● What to do
Every line below that includes "page" counts toward the total. Report that total alone.

--- Start of Data records ---

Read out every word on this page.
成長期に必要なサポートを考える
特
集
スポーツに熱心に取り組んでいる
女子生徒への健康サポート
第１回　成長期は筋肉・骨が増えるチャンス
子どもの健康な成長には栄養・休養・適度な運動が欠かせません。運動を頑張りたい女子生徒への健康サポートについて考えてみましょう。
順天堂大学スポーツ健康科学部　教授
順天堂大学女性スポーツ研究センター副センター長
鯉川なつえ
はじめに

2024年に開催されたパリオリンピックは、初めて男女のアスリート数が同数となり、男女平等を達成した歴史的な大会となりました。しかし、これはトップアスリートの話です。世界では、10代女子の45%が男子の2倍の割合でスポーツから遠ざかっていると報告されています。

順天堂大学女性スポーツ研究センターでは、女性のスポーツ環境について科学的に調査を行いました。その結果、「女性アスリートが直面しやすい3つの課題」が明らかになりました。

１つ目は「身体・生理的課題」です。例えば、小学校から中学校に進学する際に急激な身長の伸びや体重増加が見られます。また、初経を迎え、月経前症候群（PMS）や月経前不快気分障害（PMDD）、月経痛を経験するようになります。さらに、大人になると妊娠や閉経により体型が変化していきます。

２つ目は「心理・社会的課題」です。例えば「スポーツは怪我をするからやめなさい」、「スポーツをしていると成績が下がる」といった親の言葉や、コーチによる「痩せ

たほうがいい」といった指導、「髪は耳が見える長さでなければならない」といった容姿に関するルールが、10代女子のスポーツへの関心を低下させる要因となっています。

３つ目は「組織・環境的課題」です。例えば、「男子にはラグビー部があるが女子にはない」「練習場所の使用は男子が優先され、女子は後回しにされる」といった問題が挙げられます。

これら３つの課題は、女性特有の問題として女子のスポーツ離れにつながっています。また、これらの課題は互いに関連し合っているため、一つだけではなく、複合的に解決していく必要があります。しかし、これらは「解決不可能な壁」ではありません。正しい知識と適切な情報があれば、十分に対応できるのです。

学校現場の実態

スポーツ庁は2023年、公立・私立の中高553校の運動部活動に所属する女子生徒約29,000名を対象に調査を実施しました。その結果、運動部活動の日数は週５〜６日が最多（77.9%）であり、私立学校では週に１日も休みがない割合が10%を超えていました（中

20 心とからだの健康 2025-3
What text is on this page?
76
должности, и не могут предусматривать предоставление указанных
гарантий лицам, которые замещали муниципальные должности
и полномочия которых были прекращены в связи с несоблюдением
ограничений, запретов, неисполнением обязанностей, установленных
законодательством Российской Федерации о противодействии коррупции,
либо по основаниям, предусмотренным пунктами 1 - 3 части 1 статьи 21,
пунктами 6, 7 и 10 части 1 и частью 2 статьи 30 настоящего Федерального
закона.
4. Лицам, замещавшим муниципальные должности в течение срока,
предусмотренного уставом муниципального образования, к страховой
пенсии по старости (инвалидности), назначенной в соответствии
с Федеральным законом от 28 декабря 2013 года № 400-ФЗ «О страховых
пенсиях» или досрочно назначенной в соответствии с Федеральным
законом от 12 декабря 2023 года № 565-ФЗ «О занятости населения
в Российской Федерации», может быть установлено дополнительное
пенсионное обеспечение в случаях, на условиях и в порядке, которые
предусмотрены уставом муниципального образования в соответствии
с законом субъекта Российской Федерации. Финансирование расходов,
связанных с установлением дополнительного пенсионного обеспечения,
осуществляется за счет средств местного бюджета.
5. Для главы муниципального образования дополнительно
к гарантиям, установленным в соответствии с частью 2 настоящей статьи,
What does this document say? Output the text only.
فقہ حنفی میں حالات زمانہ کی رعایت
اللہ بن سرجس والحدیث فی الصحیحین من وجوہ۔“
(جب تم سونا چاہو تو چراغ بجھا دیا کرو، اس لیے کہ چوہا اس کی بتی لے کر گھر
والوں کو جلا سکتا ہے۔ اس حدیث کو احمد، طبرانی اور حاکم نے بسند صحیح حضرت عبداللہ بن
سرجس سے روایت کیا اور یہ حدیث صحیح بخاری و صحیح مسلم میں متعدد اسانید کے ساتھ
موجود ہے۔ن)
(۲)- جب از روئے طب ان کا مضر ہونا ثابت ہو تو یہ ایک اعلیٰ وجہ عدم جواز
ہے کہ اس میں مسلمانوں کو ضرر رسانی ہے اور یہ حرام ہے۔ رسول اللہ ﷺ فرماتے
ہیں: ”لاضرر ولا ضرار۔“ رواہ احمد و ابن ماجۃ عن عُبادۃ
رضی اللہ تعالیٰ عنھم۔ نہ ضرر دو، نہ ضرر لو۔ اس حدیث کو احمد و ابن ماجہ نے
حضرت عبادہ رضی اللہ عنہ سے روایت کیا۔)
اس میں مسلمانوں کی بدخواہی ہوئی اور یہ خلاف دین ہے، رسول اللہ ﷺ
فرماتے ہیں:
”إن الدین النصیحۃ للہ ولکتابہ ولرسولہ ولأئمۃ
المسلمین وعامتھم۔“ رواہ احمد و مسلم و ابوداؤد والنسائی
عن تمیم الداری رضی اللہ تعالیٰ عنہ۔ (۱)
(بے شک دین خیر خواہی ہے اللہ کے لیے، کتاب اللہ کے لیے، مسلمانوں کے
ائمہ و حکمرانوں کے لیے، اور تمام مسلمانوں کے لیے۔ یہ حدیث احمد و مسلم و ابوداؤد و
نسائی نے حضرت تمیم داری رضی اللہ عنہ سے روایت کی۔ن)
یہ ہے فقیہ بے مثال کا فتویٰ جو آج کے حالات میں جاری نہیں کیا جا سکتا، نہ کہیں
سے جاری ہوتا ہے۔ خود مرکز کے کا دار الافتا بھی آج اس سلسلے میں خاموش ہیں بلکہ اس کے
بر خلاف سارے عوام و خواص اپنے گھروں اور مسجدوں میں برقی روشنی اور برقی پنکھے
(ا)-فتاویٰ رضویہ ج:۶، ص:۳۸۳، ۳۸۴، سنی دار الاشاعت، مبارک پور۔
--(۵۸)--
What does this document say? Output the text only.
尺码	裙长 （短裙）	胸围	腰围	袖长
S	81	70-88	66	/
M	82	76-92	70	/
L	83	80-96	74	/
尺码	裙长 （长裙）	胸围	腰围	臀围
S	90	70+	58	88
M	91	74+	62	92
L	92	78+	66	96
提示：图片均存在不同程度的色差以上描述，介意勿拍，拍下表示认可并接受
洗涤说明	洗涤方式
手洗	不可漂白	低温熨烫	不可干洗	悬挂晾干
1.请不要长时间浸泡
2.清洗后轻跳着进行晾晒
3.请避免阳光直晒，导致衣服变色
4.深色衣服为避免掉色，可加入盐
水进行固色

--- End of Data records ---

● Answer below
2